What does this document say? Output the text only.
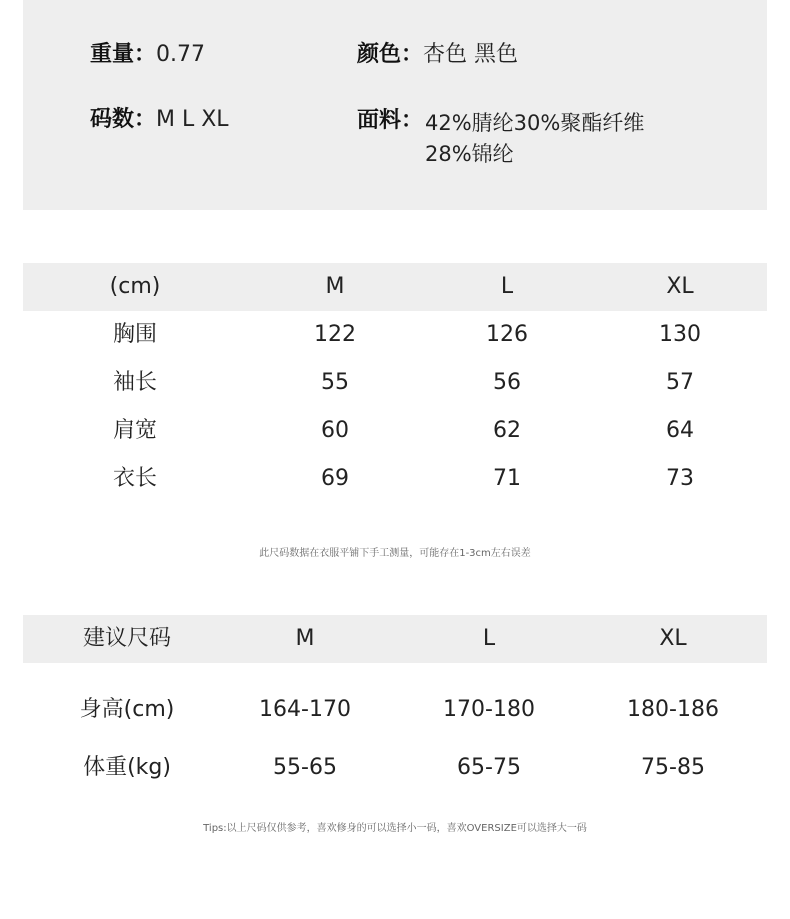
重量：0.77	颜色：杏色 黑色
码数：M L XL	面料： 42%腈纶30%聚酯纤维
28%锦纶
(cm)	M	L	XL
胸围	122	126	130
袖长	55	56	57
肩宽	60	62	64
衣长	69	71	73
此尺码数据在衣服平铺下手工测量，可能存在1-3cm左右误差
建议尺码	M	L	XL
身高(cm)	164-170	170-180	180-186
体重(kg)	55-65	65-75	75-85
Tips:以上尺码仅供参考，喜欢修身的可以选择小一码，喜欢OVERSIZE可以选择大一码
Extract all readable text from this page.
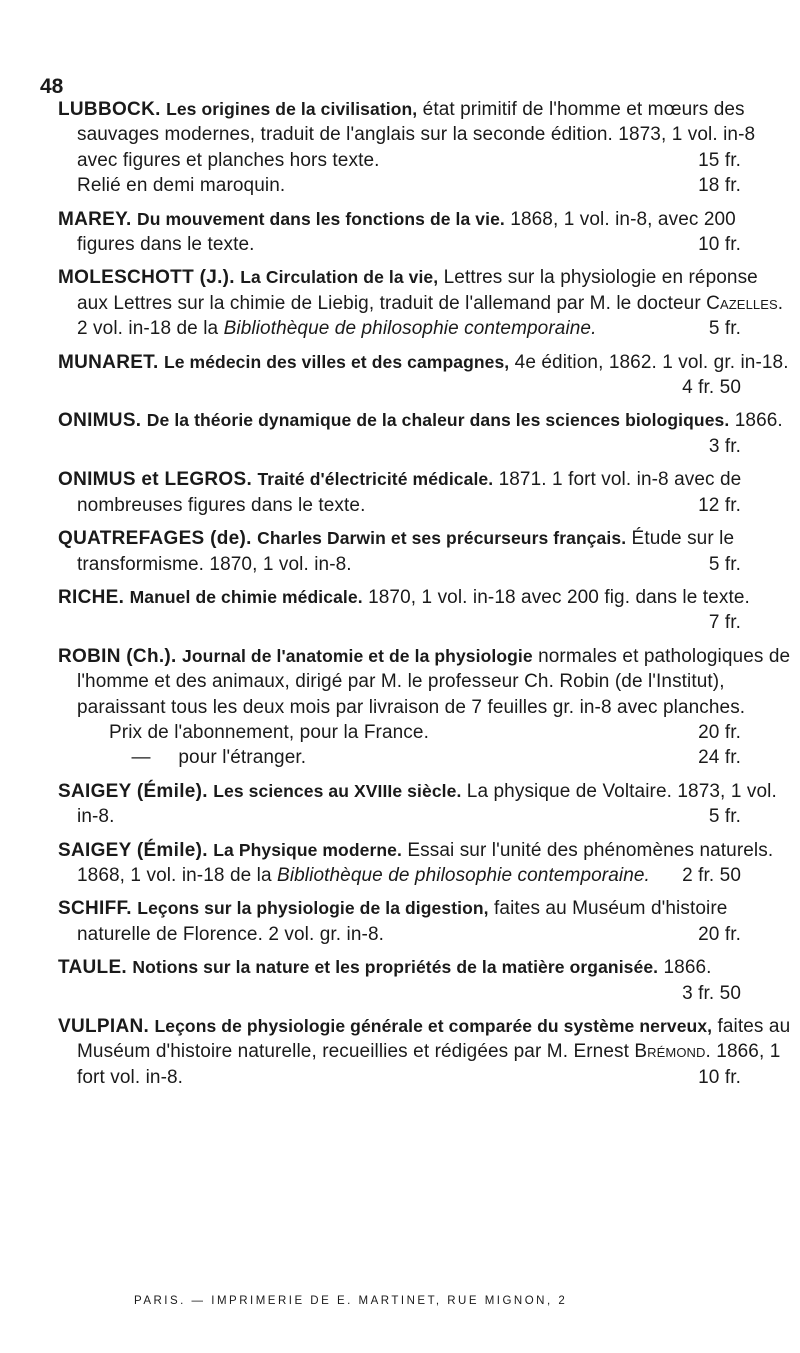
48
LUBBOCK. Les origines de la civilisation, état primitif de l'homme et mœurs des sauvages modernes, traduit de l'anglais sur la seconde édition. 1873, 1 vol. in-8 avec figures et planches hors texte.	15 fr.
Relié en demi maroquin.	18 fr.
MAREY. Du mouvement dans les fonctions de la vie. 1868, 1 vol. in-8, avec 200 figures dans le texte.	10 fr.
MOLESCHOTT (J.). La Circulation de la vie, Lettres sur la physiologie en réponse aux Lettres sur la chimie de Liebig, traduit de l'allemand par M. le docteur Cazelles. 2 vol. in-18 de la Bibliothèque de philosophie contemporaine.	5 fr.
MUNARET. Le médecin des villes et des campagnes, 4e édition, 1862. 1 vol. gr. in-18.
4 fr. 50
ONIMUS. De la théorie dynamique de la chaleur dans les sciences biologiques. 1866.
3 fr.
ONIMUS et LEGROS. Traité d'électricité médicale. 1871. 1 fort vol. in-8 avec de nombreuses figures dans le texte.	12 fr.
QUATREFAGES (de). Charles Darwin et ses précurseurs français. Étude sur le transformisme. 1870, 1 vol. in-8.	5 fr.
RICHE. Manuel de chimie médicale. 1870, 1 vol. in-18 avec 200 fig. dans le texte.
7 fr.
ROBIN (Ch.). Journal de l'anatomie et de la physiologie normales et pathologiques de l'homme et des animaux, dirigé par M. le professeur Ch. Robin (de l'Institut), paraissant tous les deux mois par livraison de 7 feuilles gr. in-8 avec planches.
Prix de l'abonnement, pour la France.	20 fr.
— pour l'étranger.	24 fr.
SAIGEY (Émile). Les sciences au XVIIIe siècle. La physique de Voltaire. 1873, 1 vol. in-8.	5 fr.
SAIGEY (Émile). La Physique moderne. Essai sur l'unité des phénomènes naturels. 1868, 1 vol. in-18 de la Bibliothèque de philosophie contemporaine. 2 fr. 50
SCHIFF. Leçons sur la physiologie de la digestion, faites au Muséum d'histoire naturelle de Florence. 2 vol. gr. in-8.	20 fr.
TAULE. Notions sur la nature et les propriétés de la matière organisée. 1866.
3 fr. 50
VULPIAN. Leçons de physiologie générale et comparée du système nerveux, faites au Muséum d'histoire naturelle, recueillies et rédigées par M. Ernest Brémond. 1866, 1 fort vol. in-8.	10 fr.
PARIS. — IMPRIMERIE DE E. MARTINET, RUE MIGNON, 2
──────────────────────────────
**OBJECTIVE:**
Take every line from the records above that has the word "édition" and copy it.

**RESULT OF THIS EXERCISE:**
LUBBOCK. Les origines de la civilisation, état primitif de l'homme et mœurs des sauvages modernes, traduit de l'anglais sur la seconde édition. 1873, 1 vol. in-8 avec figures et planches hors texte.	15 fr.
MUNARET. Le médecin des villes et des campagnes, 4e édition, 1862. 1 vol. gr. in-18.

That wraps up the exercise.